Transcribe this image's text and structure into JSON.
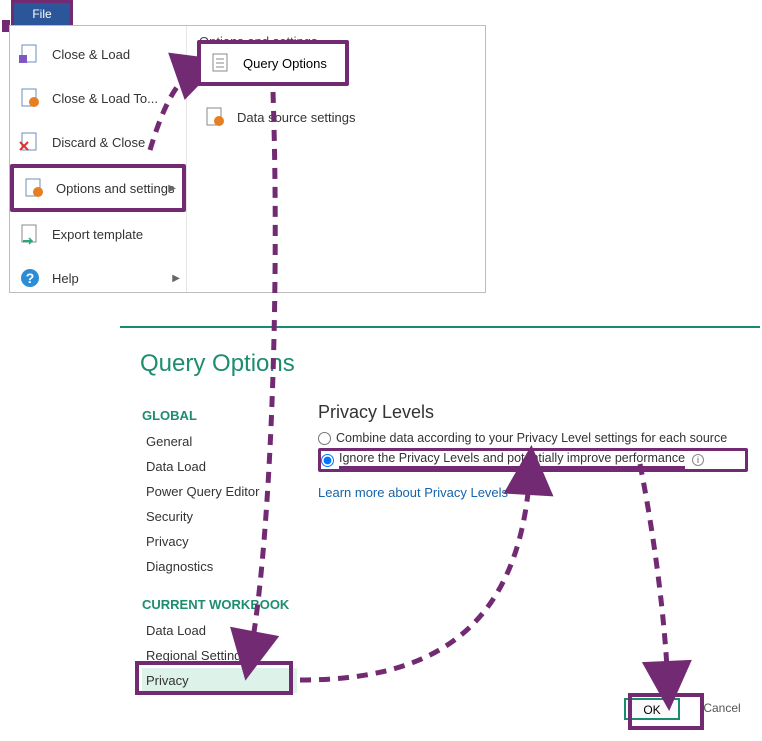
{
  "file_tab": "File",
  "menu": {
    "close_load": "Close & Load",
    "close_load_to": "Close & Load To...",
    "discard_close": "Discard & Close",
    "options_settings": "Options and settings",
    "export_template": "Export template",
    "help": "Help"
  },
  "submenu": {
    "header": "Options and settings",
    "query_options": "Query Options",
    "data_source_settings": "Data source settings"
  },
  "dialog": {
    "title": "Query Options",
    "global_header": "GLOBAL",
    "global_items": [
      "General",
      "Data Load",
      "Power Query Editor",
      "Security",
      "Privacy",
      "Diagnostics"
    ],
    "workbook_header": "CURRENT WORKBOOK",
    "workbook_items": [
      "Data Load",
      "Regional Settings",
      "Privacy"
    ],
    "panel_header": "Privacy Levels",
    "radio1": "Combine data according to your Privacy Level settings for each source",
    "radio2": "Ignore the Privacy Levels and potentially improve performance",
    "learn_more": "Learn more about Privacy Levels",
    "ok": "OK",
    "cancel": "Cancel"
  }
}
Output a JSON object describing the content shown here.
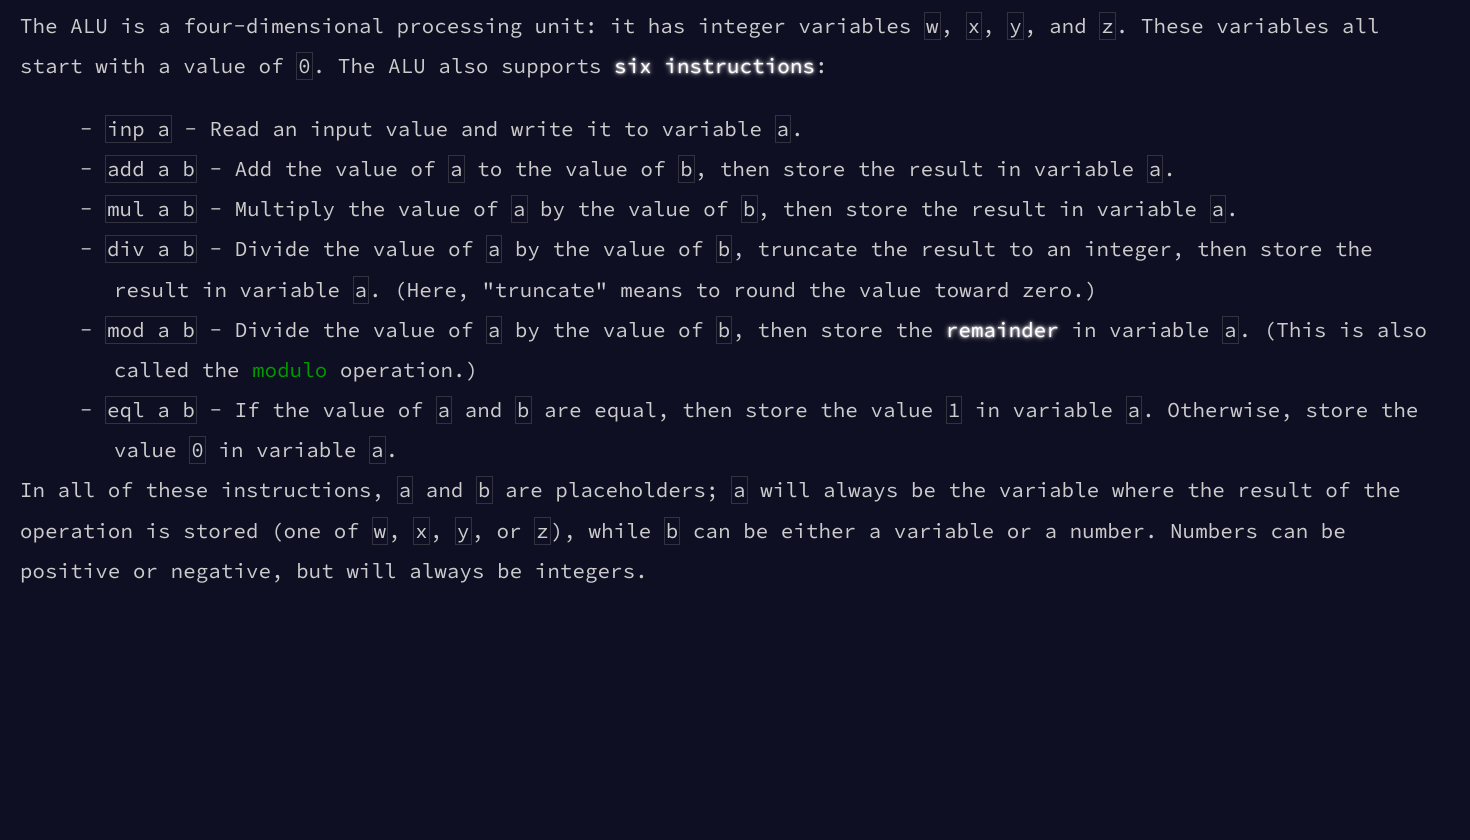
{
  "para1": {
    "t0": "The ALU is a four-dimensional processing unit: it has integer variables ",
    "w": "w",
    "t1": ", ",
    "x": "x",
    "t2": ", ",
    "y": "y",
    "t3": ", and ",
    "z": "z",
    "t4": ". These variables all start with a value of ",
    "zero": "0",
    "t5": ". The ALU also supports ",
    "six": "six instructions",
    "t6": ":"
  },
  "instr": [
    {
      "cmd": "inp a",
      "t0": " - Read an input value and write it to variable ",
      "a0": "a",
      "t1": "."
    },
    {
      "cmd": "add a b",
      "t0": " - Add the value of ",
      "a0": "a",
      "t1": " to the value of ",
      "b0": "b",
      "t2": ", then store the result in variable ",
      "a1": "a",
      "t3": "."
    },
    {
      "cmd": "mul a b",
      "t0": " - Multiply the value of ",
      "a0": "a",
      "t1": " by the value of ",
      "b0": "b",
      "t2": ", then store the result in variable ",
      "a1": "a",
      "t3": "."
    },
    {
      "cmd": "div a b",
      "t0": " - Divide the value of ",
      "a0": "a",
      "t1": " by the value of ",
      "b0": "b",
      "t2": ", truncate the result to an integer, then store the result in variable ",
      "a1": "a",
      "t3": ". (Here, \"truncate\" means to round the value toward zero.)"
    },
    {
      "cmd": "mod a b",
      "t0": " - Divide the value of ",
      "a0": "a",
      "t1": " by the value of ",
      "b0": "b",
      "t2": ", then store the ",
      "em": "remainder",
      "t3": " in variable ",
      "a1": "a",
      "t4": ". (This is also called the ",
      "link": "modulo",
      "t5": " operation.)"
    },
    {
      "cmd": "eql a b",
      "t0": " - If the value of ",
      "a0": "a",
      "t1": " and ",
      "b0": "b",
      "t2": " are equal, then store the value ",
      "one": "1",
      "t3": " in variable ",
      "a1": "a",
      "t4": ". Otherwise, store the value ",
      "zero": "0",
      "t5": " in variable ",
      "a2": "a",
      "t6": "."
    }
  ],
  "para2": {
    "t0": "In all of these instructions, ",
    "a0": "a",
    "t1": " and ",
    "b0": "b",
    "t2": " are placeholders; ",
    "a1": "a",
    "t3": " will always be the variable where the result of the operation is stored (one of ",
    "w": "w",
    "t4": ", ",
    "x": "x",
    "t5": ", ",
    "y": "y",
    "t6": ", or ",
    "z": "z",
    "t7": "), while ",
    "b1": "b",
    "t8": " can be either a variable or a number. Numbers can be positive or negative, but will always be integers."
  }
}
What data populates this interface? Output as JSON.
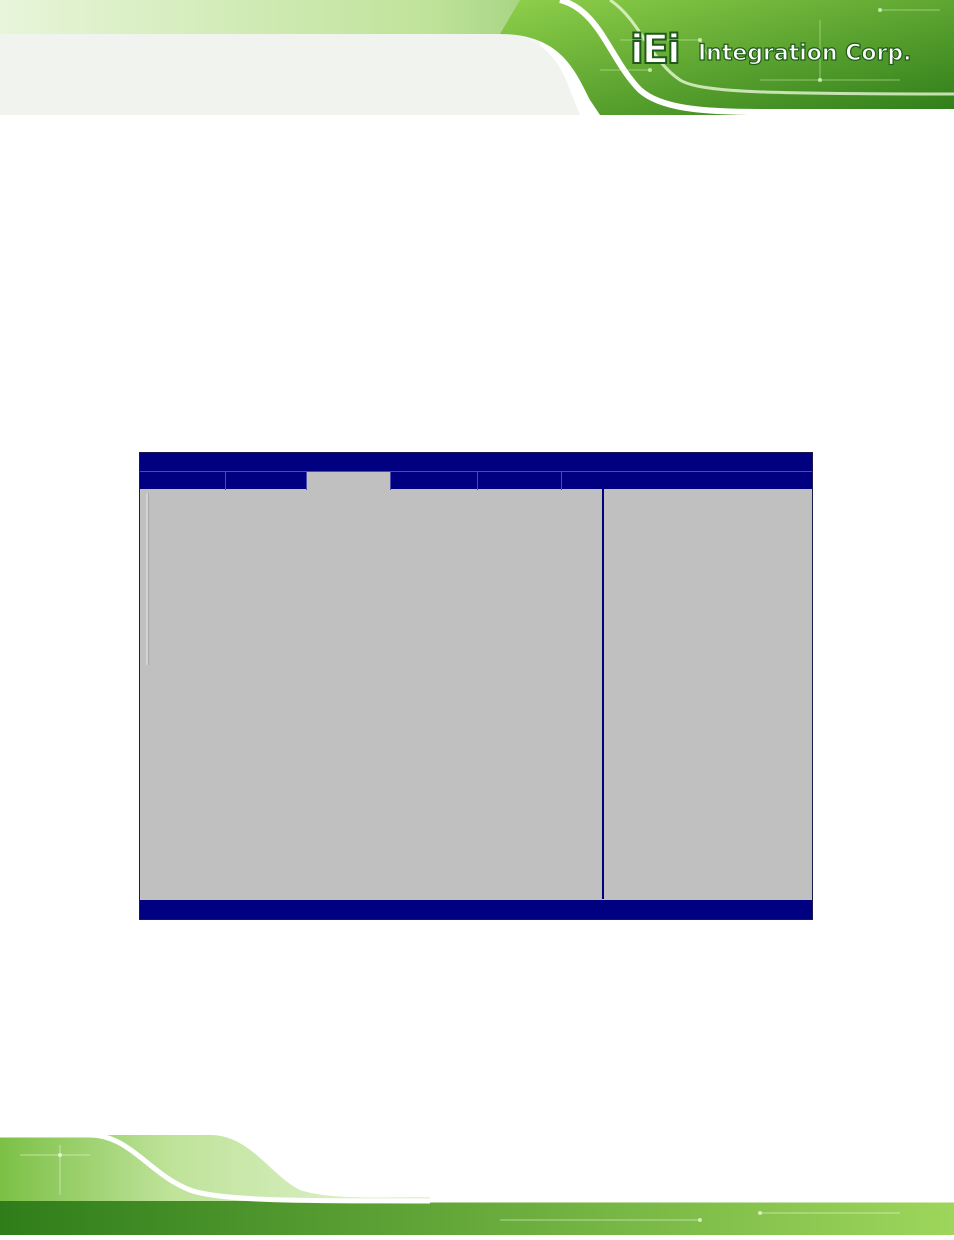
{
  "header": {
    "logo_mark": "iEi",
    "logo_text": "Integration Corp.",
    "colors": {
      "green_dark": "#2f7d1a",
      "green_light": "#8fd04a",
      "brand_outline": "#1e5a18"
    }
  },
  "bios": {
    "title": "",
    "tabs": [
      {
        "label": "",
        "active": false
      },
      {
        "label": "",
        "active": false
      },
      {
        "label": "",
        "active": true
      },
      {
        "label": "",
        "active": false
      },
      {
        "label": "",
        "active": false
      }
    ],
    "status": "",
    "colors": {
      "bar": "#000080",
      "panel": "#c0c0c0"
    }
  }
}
----
| GOAL |
Leave out the pictures, and give all the records again exactly.

| EXERCISE SOLUTION |
Transcribe this image's text and structure into JSON.
{
  "file_tab": "File",
  "menu": {
    "close_load": "Close & Load",
    "close_load_to": "Close & Load To...",
    "discard_close": "Discard & Close",
    "options_settings": "Options and settings",
    "export_template": "Export template",
    "help": "Help"
  },
  "submenu": {
    "header": "Options and settings",
    "query_options": "Query Options",
    "data_source_settings": "Data source settings"
  },
  "dialog": {
    "title": "Query Options",
    "global_header": "GLOBAL",
    "global_items": [
      "General",
      "Data Load",
      "Power Query Editor",
      "Security",
      "Privacy",
      "Diagnostics"
    ],
    "workbook_header": "CURRENT WORKBOOK",
    "workbook_items": [
      "Data Load",
      "Regional Settings",
      "Privacy"
    ],
    "panel_header": "Privacy Levels",
    "radio1": "Combine data according to your Privacy Level settings for each source",
    "radio2": "Ignore the Privacy Levels and potentially improve performance",
    "learn_more": "Learn more about Privacy Levels",
    "ok": "OK",
    "cancel": "Cancel"
  }
}
Output a JSON object describing the content shown here.
{
  "para1": {
    "t0": "The ALU is a four-dimensional processing unit: it has integer variables ",
    "w": "w",
    "t1": ", ",
    "x": "x",
    "t2": ", ",
    "y": "y",
    "t3": ", and ",
    "z": "z",
    "t4": ". These variables all start with a value of ",
    "zero": "0",
    "t5": ". The ALU also supports ",
    "six": "six instructions",
    "t6": ":"
  },
  "instr": [
    {
      "cmd": "inp a",
      "t0": " - Read an input value and write it to variable ",
      "a0": "a",
      "t1": "."
    },
    {
      "cmd": "add a b",
      "t0": " - Add the value of ",
      "a0": "a",
      "t1": " to the value of ",
      "b0": "b",
      "t2": ", then store the result in variable ",
      "a1": "a",
      "t3": "."
    },
    {
      "cmd": "mul a b",
      "t0": " - Multiply the value of ",
      "a0": "a",
      "t1": " by the value of ",
      "b0": "b",
      "t2": ", then store the result in variable ",
      "a1": "a",
      "t3": "."
    },
    {
      "cmd": "div a b",
      "t0": " - Divide the value of ",
      "a0": "a",
      "t1": " by the value of ",
      "b0": "b",
      "t2": ", truncate the result to an integer, then store the result in variable ",
      "a1": "a",
      "t3": ". (Here, \"truncate\" means to round the value toward zero.)"
    },
    {
      "cmd": "mod a b",
      "t0": " - Divide the value of ",
      "a0": "a",
      "t1": " by the value of ",
      "b0": "b",
      "t2": ", then store the ",
      "em": "remainder",
      "t3": " in variable ",
      "a1": "a",
      "t4": ". (This is also called the ",
      "link": "modulo",
      "t5": " operation.)"
    },
    {
      "cmd": "eql a b",
      "t0": " - If the value of ",
      "a0": "a",
      "t1": " and ",
      "b0": "b",
      "t2": " are equal, then store the value ",
      "one": "1",
      "t3": " in variable ",
      "a1": "a",
      "t4": ". Otherwise, store the value ",
      "zero": "0",
      "t5": " in variable ",
      "a2": "a",
      "t6": "."
    }
  ],
  "para2": {
    "t0": "In all of these instructions, ",
    "a0": "a",
    "t1": " and ",
    "b0": "b",
    "t2": " are placeholders; ",
    "a1": "a",
    "t3": " will always be the variable where the result of the operation is stored (one of ",
    "w": "w",
    "t4": ", ",
    "x": "x",
    "t5": ", ",
    "y": "y",
    "t6": ", or ",
    "z": "z",
    "t7": "), while ",
    "b1": "b",
    "t8": " can be either a variable or a number. Numbers can be positive or negative, but will always be integers."
  }
}
What data populates this interface? Output as JSON.
{
  "header": {
    "logo_mark": "iEi",
    "logo_text": "Integration Corp.",
    "colors": {
      "green_dark": "#2f7d1a",
      "green_light": "#8fd04a",
      "brand_outline": "#1e5a18"
    }
  },
  "bios": {
    "title": "",
    "tabs": [
      {
        "label": "",
        "active": false
      },
      {
        "label": "",
        "active": false
      },
      {
        "label": "",
        "active": true
      },
      {
        "label": "",
        "active": false
      },
      {
        "label": "",
        "active": false
      }
    ],
    "status": "",
    "colors": {
      "bar": "#000080",
      "panel": "#c0c0c0"
    }
  }
}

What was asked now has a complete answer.